### TASK GOAL
Search the listing for "osvědčení" and copy every line where it appears.
··· INPUT RECORDS
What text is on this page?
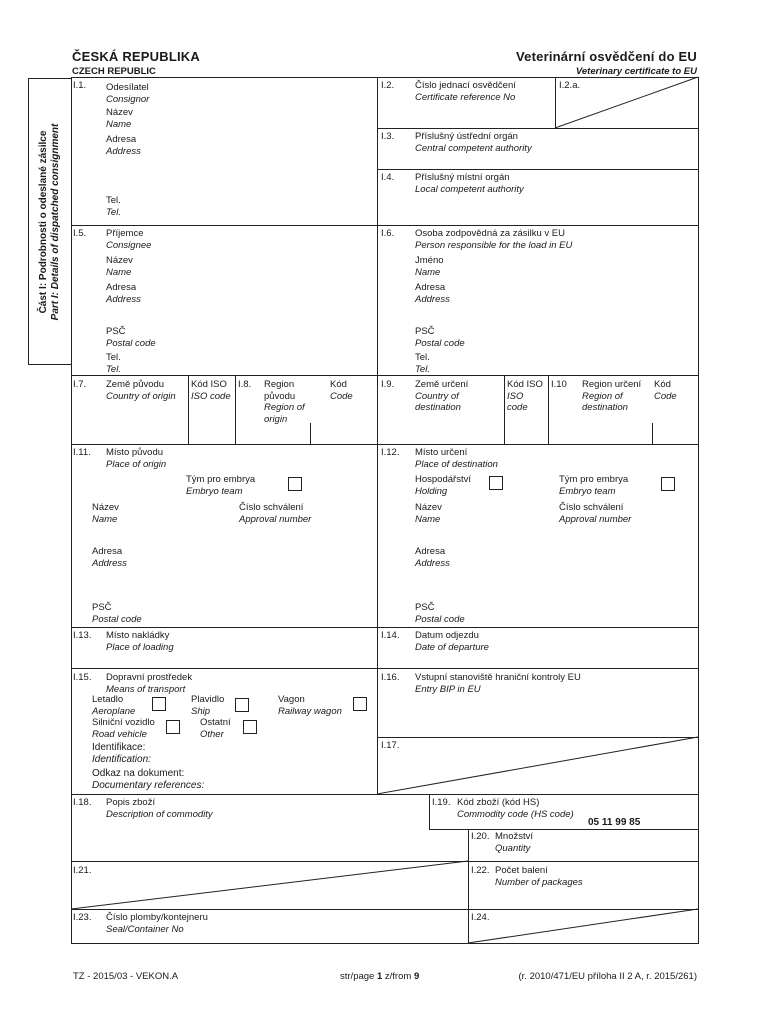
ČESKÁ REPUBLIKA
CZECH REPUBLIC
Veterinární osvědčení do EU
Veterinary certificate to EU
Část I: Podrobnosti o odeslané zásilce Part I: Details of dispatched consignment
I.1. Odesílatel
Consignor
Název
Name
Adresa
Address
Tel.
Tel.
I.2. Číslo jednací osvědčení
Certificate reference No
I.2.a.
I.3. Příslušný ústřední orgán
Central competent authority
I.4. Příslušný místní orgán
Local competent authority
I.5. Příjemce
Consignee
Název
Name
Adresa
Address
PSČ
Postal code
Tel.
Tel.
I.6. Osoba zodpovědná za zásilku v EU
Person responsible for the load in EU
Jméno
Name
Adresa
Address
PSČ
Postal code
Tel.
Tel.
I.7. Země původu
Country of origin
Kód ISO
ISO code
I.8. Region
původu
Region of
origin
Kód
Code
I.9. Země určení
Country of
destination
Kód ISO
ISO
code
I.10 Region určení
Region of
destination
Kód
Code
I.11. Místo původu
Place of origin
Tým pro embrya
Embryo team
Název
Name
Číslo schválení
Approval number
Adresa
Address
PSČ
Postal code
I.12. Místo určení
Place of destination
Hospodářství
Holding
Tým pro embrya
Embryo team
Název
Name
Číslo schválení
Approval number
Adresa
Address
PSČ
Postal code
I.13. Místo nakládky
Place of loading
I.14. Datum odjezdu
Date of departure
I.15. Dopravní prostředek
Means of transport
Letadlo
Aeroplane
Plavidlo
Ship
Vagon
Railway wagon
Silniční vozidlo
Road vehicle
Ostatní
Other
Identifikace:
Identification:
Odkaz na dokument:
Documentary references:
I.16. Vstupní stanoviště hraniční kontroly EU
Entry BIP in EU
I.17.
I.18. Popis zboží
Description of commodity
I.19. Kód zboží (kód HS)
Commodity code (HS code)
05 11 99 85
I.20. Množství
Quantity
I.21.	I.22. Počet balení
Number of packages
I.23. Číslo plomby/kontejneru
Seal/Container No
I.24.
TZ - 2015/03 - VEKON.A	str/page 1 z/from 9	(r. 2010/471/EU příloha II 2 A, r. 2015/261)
······
··· INPUT RECORDS
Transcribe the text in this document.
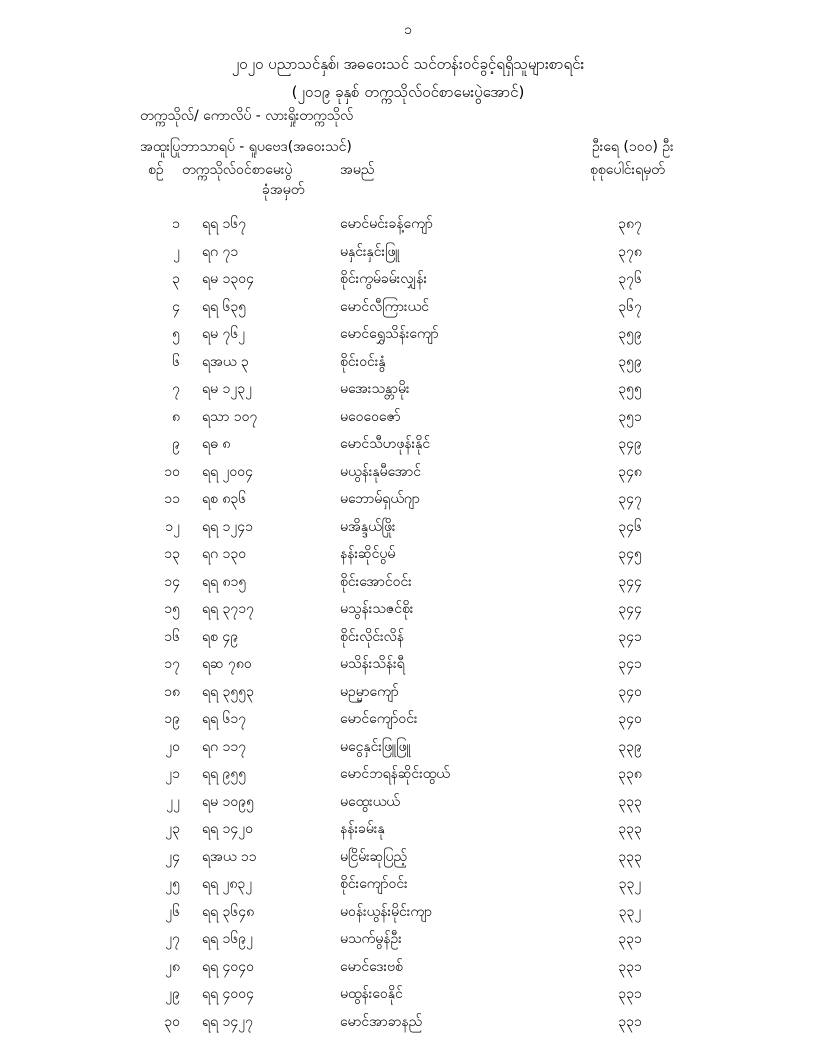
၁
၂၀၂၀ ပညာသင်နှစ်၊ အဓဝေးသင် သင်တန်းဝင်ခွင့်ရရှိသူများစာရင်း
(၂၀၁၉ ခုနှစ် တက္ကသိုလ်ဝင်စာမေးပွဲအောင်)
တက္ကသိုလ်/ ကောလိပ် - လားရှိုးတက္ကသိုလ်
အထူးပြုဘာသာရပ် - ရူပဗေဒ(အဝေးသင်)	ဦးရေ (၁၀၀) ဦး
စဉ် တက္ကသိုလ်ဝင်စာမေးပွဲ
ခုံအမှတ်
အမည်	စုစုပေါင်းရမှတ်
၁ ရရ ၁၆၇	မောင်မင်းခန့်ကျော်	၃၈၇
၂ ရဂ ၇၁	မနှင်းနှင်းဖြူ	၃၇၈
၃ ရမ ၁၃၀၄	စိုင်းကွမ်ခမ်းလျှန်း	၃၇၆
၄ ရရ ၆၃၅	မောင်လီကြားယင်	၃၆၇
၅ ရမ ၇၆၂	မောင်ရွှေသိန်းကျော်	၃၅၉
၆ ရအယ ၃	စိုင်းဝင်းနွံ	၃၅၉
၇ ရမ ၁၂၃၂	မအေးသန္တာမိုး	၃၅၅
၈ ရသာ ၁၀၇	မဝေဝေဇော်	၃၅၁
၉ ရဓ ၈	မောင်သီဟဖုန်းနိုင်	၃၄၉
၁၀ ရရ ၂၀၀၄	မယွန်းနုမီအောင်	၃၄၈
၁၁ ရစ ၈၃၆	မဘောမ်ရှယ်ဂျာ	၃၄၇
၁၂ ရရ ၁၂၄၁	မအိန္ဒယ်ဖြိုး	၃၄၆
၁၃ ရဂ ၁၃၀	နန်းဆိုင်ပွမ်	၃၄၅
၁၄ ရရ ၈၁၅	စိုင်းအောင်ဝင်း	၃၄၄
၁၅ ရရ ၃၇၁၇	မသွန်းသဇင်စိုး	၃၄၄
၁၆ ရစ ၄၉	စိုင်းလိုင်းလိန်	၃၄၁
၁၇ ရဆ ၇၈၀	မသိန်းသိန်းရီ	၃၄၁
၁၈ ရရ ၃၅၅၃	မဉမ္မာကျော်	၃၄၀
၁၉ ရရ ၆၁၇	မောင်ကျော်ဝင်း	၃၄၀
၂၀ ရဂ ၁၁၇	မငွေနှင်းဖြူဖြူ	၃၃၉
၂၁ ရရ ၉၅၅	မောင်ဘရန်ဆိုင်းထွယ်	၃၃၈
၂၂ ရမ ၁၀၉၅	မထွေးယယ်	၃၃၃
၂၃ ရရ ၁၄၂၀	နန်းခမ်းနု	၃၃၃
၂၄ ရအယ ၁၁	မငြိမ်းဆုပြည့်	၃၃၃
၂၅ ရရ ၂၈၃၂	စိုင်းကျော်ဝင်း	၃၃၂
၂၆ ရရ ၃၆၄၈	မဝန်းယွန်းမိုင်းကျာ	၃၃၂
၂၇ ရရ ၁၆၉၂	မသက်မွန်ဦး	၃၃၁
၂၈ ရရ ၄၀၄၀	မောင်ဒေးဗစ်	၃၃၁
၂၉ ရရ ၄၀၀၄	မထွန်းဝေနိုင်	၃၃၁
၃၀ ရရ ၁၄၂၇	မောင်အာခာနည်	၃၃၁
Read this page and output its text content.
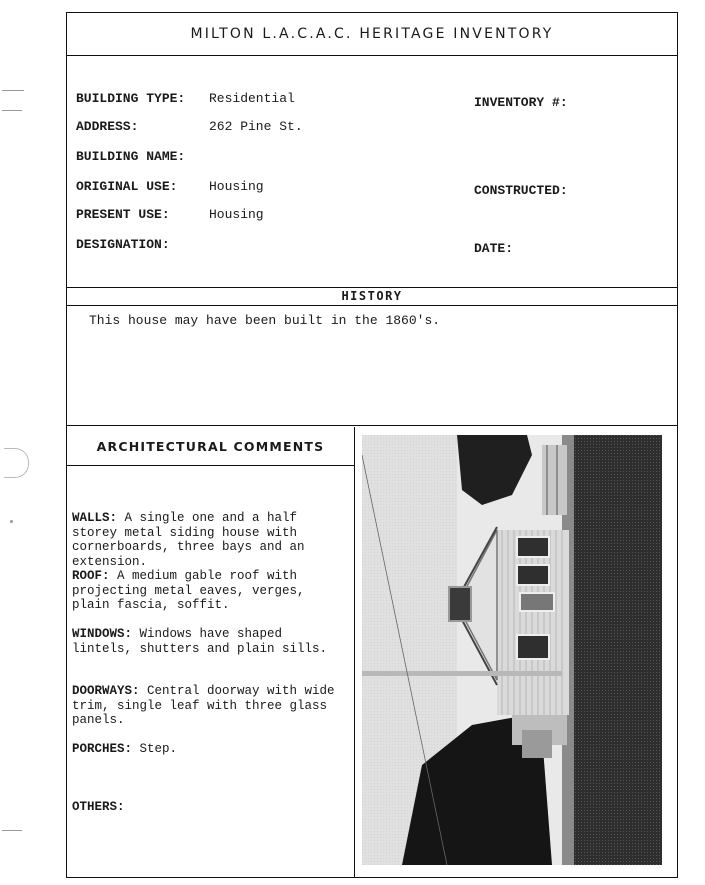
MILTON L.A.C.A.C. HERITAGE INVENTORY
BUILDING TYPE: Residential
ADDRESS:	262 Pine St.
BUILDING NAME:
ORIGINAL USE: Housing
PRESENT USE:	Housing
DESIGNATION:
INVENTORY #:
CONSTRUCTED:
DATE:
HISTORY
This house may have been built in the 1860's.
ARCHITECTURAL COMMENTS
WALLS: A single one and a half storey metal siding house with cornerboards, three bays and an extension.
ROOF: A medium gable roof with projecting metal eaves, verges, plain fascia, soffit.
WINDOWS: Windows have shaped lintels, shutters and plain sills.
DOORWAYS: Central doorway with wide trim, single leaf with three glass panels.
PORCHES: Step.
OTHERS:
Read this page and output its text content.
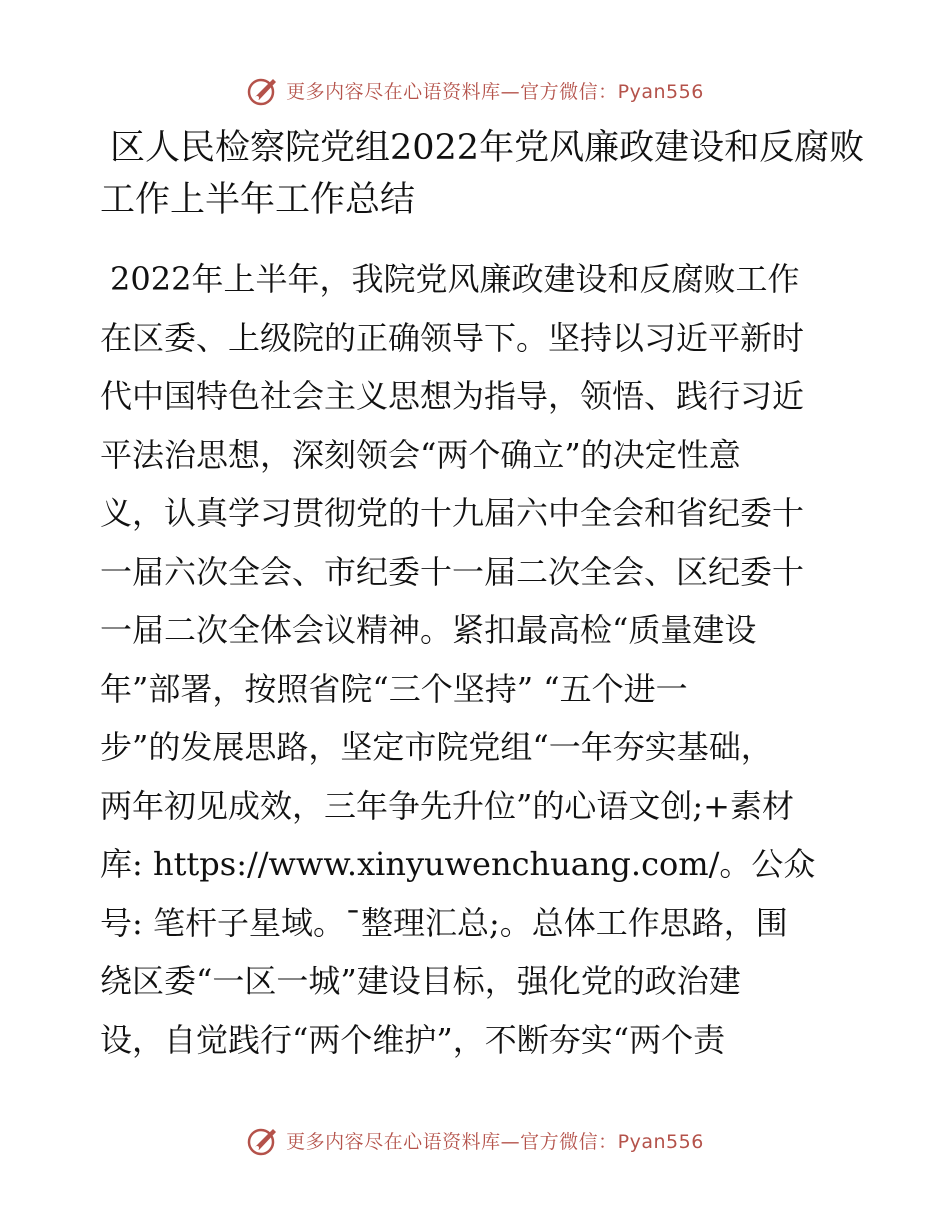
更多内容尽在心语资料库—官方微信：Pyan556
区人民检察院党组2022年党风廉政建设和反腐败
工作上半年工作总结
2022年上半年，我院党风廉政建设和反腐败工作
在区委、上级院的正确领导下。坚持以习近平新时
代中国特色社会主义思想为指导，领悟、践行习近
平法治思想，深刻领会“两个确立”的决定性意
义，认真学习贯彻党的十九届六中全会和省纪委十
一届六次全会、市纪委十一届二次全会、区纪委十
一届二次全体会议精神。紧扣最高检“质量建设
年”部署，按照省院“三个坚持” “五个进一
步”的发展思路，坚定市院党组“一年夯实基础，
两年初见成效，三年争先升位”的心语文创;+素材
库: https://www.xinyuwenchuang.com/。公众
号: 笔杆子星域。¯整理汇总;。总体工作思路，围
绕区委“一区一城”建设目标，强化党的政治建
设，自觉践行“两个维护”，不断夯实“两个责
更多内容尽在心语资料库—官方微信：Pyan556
······
··· INPUT RECORDS
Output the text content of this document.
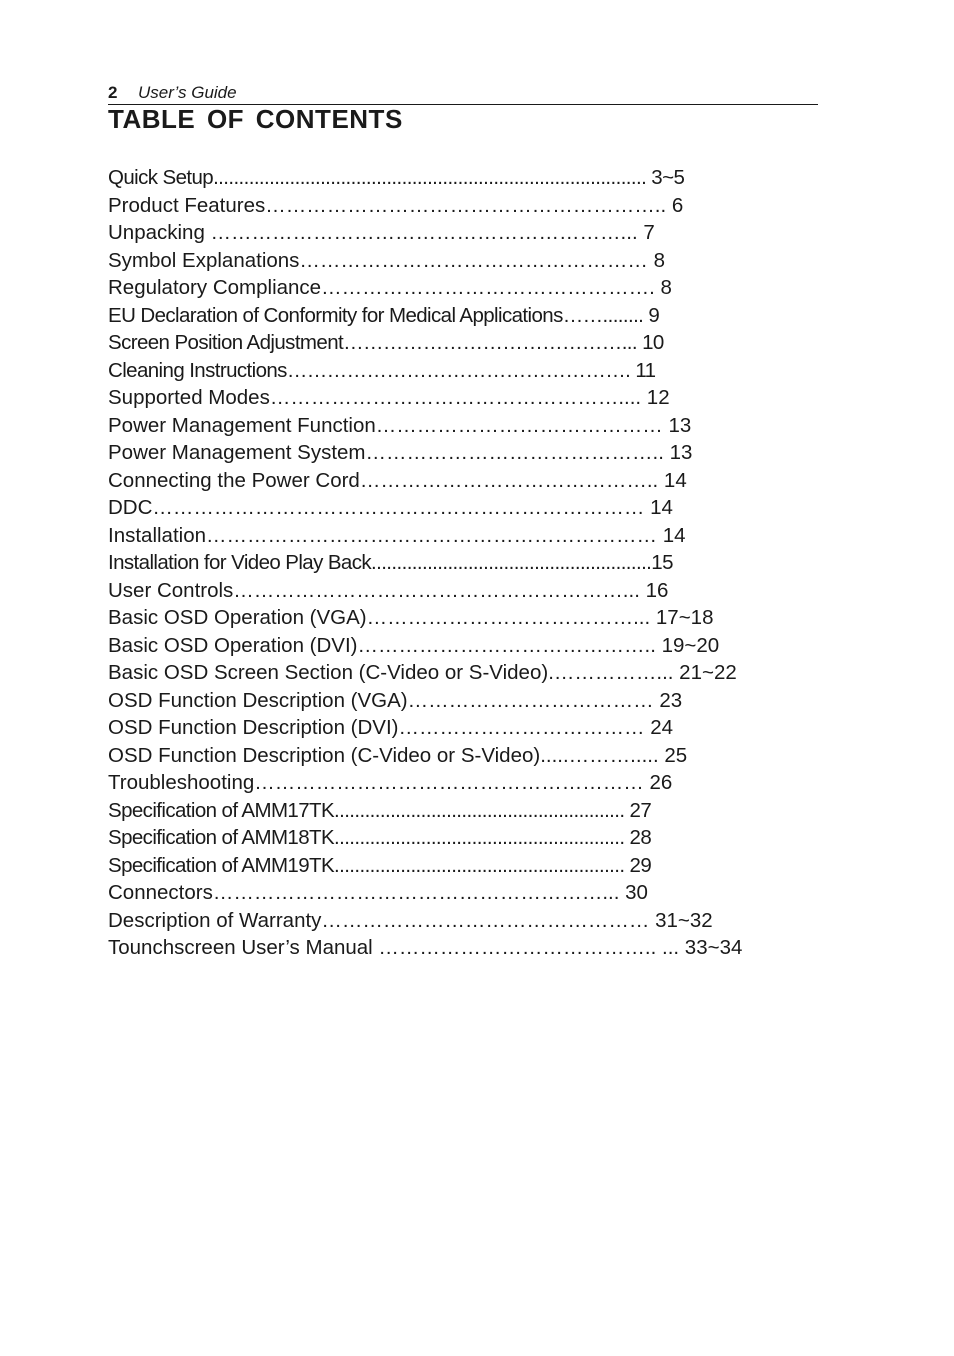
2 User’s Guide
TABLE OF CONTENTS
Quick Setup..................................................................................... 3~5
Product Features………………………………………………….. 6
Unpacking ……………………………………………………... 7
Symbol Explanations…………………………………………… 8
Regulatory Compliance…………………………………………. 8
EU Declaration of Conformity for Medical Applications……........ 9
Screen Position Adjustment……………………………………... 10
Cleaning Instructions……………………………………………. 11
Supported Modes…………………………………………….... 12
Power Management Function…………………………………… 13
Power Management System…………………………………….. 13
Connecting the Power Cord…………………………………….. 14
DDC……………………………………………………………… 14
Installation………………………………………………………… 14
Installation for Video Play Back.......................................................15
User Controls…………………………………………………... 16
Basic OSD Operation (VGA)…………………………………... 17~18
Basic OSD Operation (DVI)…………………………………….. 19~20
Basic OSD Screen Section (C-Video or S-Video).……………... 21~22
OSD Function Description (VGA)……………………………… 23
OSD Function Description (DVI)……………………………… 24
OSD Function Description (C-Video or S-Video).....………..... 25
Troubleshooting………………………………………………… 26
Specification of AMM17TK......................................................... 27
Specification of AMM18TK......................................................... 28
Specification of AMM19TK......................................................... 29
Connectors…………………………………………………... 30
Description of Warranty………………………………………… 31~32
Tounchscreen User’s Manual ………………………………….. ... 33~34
······
### EXERCISE OUTPUT
Veterinární osvědčení do EU
I.2. Číslo jednací osvědčení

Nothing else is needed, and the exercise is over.